> _Exercise_:
Every entry must be echoed exactly.

++++ Exercise material ++++

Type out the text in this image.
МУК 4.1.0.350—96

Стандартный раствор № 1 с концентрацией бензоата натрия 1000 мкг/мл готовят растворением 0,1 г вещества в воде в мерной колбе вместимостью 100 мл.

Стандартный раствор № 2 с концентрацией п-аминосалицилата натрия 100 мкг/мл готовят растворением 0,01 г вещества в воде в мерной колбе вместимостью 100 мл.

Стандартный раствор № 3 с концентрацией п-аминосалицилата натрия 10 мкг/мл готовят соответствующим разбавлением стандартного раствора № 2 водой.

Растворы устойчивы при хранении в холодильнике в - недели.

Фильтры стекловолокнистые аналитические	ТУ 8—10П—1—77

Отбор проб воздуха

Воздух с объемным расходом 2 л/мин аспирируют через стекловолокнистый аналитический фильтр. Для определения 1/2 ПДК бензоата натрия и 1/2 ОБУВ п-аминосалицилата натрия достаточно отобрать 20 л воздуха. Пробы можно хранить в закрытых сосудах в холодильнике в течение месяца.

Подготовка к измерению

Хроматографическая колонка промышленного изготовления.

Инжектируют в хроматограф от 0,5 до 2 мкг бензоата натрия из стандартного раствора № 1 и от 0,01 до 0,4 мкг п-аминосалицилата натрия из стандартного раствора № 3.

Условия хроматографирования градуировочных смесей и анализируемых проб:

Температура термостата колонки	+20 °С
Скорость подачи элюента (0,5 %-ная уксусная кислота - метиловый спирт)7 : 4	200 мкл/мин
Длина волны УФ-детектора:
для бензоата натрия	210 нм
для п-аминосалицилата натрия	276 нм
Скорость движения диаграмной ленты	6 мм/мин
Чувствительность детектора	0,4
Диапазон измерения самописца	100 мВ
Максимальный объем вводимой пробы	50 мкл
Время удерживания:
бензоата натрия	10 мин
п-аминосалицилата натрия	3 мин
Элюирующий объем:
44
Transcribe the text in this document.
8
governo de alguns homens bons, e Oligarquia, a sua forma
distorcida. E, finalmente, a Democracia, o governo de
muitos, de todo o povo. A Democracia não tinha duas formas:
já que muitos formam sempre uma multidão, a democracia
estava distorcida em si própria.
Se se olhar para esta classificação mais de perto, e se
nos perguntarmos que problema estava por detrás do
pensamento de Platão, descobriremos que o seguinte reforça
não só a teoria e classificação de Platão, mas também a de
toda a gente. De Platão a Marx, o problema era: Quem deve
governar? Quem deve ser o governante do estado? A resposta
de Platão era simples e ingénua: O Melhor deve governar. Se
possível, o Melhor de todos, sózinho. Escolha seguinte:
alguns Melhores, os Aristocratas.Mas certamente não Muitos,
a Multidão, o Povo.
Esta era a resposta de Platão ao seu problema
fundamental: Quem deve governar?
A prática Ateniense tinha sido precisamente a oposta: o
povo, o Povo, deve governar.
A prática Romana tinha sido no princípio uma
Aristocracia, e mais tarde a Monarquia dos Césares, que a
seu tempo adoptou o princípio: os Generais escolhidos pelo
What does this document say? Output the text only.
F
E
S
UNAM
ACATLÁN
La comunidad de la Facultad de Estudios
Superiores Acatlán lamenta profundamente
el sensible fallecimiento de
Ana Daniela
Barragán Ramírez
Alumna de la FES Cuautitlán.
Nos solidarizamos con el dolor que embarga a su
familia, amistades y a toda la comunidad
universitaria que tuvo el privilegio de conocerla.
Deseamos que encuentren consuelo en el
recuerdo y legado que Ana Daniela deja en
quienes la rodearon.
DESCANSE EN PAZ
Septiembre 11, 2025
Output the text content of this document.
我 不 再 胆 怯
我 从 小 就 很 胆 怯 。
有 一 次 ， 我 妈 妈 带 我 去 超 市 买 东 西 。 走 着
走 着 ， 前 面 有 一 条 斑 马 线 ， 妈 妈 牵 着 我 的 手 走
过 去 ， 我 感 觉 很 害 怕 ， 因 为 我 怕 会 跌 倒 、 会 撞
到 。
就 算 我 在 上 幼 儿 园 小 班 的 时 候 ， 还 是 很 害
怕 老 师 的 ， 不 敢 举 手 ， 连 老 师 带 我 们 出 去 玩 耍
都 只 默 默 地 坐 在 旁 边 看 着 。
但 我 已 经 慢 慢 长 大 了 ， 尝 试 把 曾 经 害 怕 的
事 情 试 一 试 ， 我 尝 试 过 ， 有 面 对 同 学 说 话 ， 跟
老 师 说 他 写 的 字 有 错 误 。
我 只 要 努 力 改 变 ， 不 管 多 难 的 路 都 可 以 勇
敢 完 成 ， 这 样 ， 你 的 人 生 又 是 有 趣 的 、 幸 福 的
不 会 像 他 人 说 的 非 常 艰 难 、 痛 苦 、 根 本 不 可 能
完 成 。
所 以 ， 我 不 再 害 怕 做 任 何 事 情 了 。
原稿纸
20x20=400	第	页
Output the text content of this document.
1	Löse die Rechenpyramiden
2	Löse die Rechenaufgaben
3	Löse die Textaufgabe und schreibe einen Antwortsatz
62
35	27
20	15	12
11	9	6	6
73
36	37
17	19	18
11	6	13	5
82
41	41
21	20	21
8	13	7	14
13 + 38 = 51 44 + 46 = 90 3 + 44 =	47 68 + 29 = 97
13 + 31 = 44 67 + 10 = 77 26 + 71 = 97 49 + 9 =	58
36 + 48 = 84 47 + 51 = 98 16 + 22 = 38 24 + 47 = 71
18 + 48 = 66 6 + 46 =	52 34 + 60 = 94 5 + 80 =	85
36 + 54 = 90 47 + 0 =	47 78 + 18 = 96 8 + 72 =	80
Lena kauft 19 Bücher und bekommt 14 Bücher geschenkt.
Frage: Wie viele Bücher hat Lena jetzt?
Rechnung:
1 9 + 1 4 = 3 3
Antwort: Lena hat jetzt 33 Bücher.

++++

> _Result of the task_:
Type out the text in this image.
МУК 4.1.0.350—96

Стандартный раствор № 1 с концентрацией бензоата натрия 1000 мкг/мл готовят растворением 0,1 г вещества в воде в мерной колбе вместимостью 100 мл.

Стандартный раствор № 2 с концентрацией п-аминосалицилата натрия 100 мкг/мл готовят растворением 0,01 г вещества в воде в мерной колбе вместимостью 100 мл.

Стандартный раствор № 3 с концентрацией п-аминосалицилата натрия 10 мкг/мл готовят соответствующим разбавлением стандартного раствора № 2 водой.

Растворы устойчивы при хранении в холодильнике в - недели.

Фильтры стекловолокнистые аналитические	ТУ 8—10П—1—77

Отбор проб воздуха

Воздух с объемным расходом 2 л/мин аспирируют через стекловолокнистый аналитический фильтр. Для определения 1/2 ПДК бензоата натрия и 1/2 ОБУВ п-аминосалицилата натрия достаточно отобрать 20 л воздуха. Пробы можно хранить в закрытых сосудах в холодильнике в течение месяца.

Подготовка к измерению

Хроматографическая колонка промышленного изготовления.

Инжектируют в хроматограф от 0,5 до 2 мкг бензоата натрия из стандартного раствора № 1 и от 0,01 до 0,4 мкг п-аминосалицилата натрия из стандартного раствора № 3.

Условия хроматографирования градуировочных смесей и анализируемых проб:

Температура термостата колонки	+20 °С
Скорость подачи элюента (0,5 %-ная уксусная кислота - метиловый спирт)7 : 4	200 мкл/мин
Длина волны УФ-детектора:
для бензоата натрия	210 нм
для п-аминосалицилата натрия	276 нм
Скорость движения диаграмной ленты	6 мм/мин
Чувствительность детектора	0,4
Диапазон измерения самописца	100 мВ
Максимальный объем вводимой пробы	50 мкл
Время удерживания:
бензоата натрия	10 мин
п-аминосалицилата натрия	3 мин
Элюирующий объем:
44
Transcribe the text in this document.
8
governo de alguns homens bons, e Oligarquia, a sua forma
distorcida. E, finalmente, a Democracia, o governo de
muitos, de todo o povo. A Democracia não tinha duas formas:
já que muitos formam sempre uma multidão, a democracia
estava distorcida em si própria.
Se se olhar para esta classificação mais de perto, e se
nos perguntarmos que problema estava por detrás do
pensamento de Platão, descobriremos que o seguinte reforça
não só a teoria e classificação de Platão, mas também a de
toda a gente. De Platão a Marx, o problema era: Quem deve
governar? Quem deve ser o governante do estado? A resposta
de Platão era simples e ingénua: O Melhor deve governar. Se
possível, o Melhor de todos, sózinho. Escolha seguinte:
alguns Melhores, os Aristocratas.Mas certamente não Muitos,
a Multidão, o Povo.
Esta era a resposta de Platão ao seu problema
fundamental: Quem deve governar?
A prática Ateniense tinha sido precisamente a oposta: o
povo, o Povo, deve governar.
A prática Romana tinha sido no princípio uma
Aristocracia, e mais tarde a Monarquia dos Césares, que a
seu tempo adoptou o princípio: os Generais escolhidos pelo
What does this document say? Output the text only.
F
E
S
UNAM
ACATLÁN
La comunidad de la Facultad de Estudios
Superiores Acatlán lamenta profundamente
el sensible fallecimiento de
Ana Daniela
Barragán Ramírez
Alumna de la FES Cuautitlán.
Nos solidarizamos con el dolor que embarga a su
familia, amistades y a toda la comunidad
universitaria que tuvo el privilegio de conocerla.
Deseamos que encuentren consuelo en el
recuerdo y legado que Ana Daniela deja en
quienes la rodearon.
DESCANSE EN PAZ
Septiembre 11, 2025
Output the text content of this document.
我 不 再 胆 怯
我 从 小 就 很 胆 怯 。
有 一 次 ， 我 妈 妈 带 我 去 超 市 买 东 西 。 走 着
走 着 ， 前 面 有 一 条 斑 马 线 ， 妈 妈 牵 着 我 的 手 走
过 去 ， 我 感 觉 很 害 怕 ， 因 为 我 怕 会 跌 倒 、 会 撞
到 。
就 算 我 在 上 幼 儿 园 小 班 的 时 候 ， 还 是 很 害
怕 老 师 的 ， 不 敢 举 手 ， 连 老 师 带 我 们 出 去 玩 耍
都 只 默 默 地 坐 在 旁 边 看 着 。
但 我 已 经 慢 慢 长 大 了 ， 尝 试 把 曾 经 害 怕 的
事 情 试 一 试 ， 我 尝 试 过 ， 有 面 对 同 学 说 话 ， 跟
老 师 说 他 写 的 字 有 错 误 。
我 只 要 努 力 改 变 ， 不 管 多 难 的 路 都 可 以 勇
敢 完 成 ， 这 样 ， 你 的 人 生 又 是 有 趣 的 、 幸 福 的
不 会 像 他 人 说 的 非 常 艰 难 、 痛 苦 、 根 本 不 可 能
完 成 。
所 以 ， 我 不 再 害 怕 做 任 何 事 情 了 。
原稿纸
20x20=400	第	页
Output the text content of this document.
1	Löse die Rechenpyramiden
2	Löse die Rechenaufgaben
3	Löse die Textaufgabe und schreibe einen Antwortsatz
62
35	27
20	15	12
11	9	6	6
73
36	37
17	19	18
11	6	13	5
82
41	41
21	20	21
8	13	7	14
13 + 38 = 51 44 + 46 = 90 3 + 44 =	47 68 + 29 = 97
13 + 31 = 44 67 + 10 = 77 26 + 71 = 97 49 + 9 =	58
36 + 48 = 84 47 + 51 = 98 16 + 22 = 38 24 + 47 = 71
18 + 48 = 66 6 + 46 =	52 34 + 60 = 94 5 + 80 =	85
36 + 54 = 90 47 + 0 =	47 78 + 18 = 96 8 + 72 =	80
Lena kauft 19 Bücher und bekommt 14 Bücher geschenkt.
Frage: Wie viele Bücher hat Lena jetzt?
Rechnung:
1 9 + 1 4 = 3 3
Antwort: Lena hat jetzt 33 Bücher.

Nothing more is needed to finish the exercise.